#### Your goal
Write each record again exactly as it stands.

════════

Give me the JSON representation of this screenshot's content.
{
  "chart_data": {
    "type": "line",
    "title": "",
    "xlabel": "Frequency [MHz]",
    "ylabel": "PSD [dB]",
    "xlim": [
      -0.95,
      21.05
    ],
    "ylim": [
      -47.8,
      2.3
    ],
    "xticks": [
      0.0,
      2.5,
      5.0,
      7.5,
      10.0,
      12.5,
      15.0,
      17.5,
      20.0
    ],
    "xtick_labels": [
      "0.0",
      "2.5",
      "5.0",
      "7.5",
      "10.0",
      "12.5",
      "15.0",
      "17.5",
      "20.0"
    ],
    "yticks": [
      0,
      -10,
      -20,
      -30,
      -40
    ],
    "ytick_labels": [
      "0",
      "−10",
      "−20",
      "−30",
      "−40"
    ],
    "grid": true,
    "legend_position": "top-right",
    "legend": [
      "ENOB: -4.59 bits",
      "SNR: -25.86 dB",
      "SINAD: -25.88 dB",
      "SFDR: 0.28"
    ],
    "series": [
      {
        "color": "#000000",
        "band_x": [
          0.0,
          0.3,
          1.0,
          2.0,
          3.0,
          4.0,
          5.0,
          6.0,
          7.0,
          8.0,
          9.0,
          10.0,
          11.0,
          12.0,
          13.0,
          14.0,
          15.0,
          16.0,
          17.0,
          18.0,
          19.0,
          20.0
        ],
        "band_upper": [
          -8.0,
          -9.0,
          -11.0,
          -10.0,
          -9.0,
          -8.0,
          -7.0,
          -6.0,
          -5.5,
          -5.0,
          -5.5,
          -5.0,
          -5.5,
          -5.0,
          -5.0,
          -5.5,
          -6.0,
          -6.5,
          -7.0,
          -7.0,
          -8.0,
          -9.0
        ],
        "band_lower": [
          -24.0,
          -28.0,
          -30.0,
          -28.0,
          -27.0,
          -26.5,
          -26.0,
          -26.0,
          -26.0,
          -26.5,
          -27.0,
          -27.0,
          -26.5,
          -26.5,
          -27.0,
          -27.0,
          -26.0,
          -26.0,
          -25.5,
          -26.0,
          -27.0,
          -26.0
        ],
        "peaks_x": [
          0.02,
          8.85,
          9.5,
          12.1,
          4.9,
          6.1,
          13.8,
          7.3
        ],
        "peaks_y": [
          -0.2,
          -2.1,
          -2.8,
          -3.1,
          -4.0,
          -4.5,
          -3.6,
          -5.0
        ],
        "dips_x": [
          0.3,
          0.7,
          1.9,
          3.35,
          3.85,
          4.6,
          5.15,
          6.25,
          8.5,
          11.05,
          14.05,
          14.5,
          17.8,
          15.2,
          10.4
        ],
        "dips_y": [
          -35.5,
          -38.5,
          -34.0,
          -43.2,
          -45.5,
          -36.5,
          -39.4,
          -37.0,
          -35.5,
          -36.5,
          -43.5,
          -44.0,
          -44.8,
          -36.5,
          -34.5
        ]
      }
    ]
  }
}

════════

#### Solution for this problem
Give me the JSON representation of this screenshot's content.
{
  "chart_data": {
    "type": "line",
    "title": "",
    "xlabel": "Frequency [MHz]",
    "ylabel": "PSD [dB]",
    "xlim": [
      -0.95,
      21.05
    ],
    "ylim": [
      -47.8,
      2.3
    ],
    "xticks": [
      0.0,
      2.5,
      5.0,
      7.5,
      10.0,
      12.5,
      15.0,
      17.5,
      20.0
    ],
    "xtick_labels": [
      "0.0",
      "2.5",
      "5.0",
      "7.5",
      "10.0",
      "12.5",
      "15.0",
      "17.5",
      "20.0"
    ],
    "yticks": [
      0,
      -10,
      -20,
      -30,
      -40
    ],
    "ytick_labels": [
      "0",
      "−10",
      "−20",
      "−30",
      "−40"
    ],
    "grid": true,
    "legend_position": "top-right",
    "legend": [
      "ENOB: -4.59 bits",
      "SNR: -25.86 dB",
      "SINAD: -25.88 dB",
      "SFDR: 0.28"
    ],
    "series": [
      {
        "color": "#000000",
        "band_x": [
          0.0,
          0.3,
          1.0,
          2.0,
          3.0,
          4.0,
          5.0,
          6.0,
          7.0,
          8.0,
          9.0,
          10.0,
          11.0,
          12.0,
          13.0,
          14.0,
          15.0,
          16.0,
          17.0,
          18.0,
          19.0,
          20.0
        ],
        "band_upper": [
          -8.0,
          -9.0,
          -11.0,
          -10.0,
          -9.0,
          -8.0,
          -7.0,
          -6.0,
          -5.5,
          -5.0,
          -5.5,
          -5.0,
          -5.5,
          -5.0,
          -5.0,
          -5.5,
          -6.0,
          -6.5,
          -7.0,
          -7.0,
          -8.0,
          -9.0
        ],
        "band_lower": [
          -24.0,
          -28.0,
          -30.0,
          -28.0,
          -27.0,
          -26.5,
          -26.0,
          -26.0,
          -26.0,
          -26.5,
          -27.0,
          -27.0,
          -26.5,
          -26.5,
          -27.0,
          -27.0,
          -26.0,
          -26.0,
          -25.5,
          -26.0,
          -27.0,
          -26.0
        ],
        "peaks_x": [
          0.02,
          8.85,
          9.5,
          12.1,
          4.9,
          6.1,
          13.8,
          7.3
        ],
        "peaks_y": [
          -0.2,
          -2.1,
          -2.8,
          -3.1,
          -4.0,
          -4.5,
          -3.6,
          -5.0
        ],
        "dips_x": [
          0.3,
          0.7,
          1.9,
          3.35,
          3.85,
          4.6,
          5.15,
          6.25,
          8.5,
          11.05,
          14.05,
          14.5,
          17.8,
          15.2,
          10.4
        ],
        "dips_y": [
          -35.5,
          -38.5,
          -34.0,
          -43.2,
          -45.5,
          -36.5,
          -39.4,
          -37.0,
          -35.5,
          -36.5,
          -43.5,
          -44.0,
          -44.8,
          -36.5,
          -34.5
        ]
      }
    ]
  }
}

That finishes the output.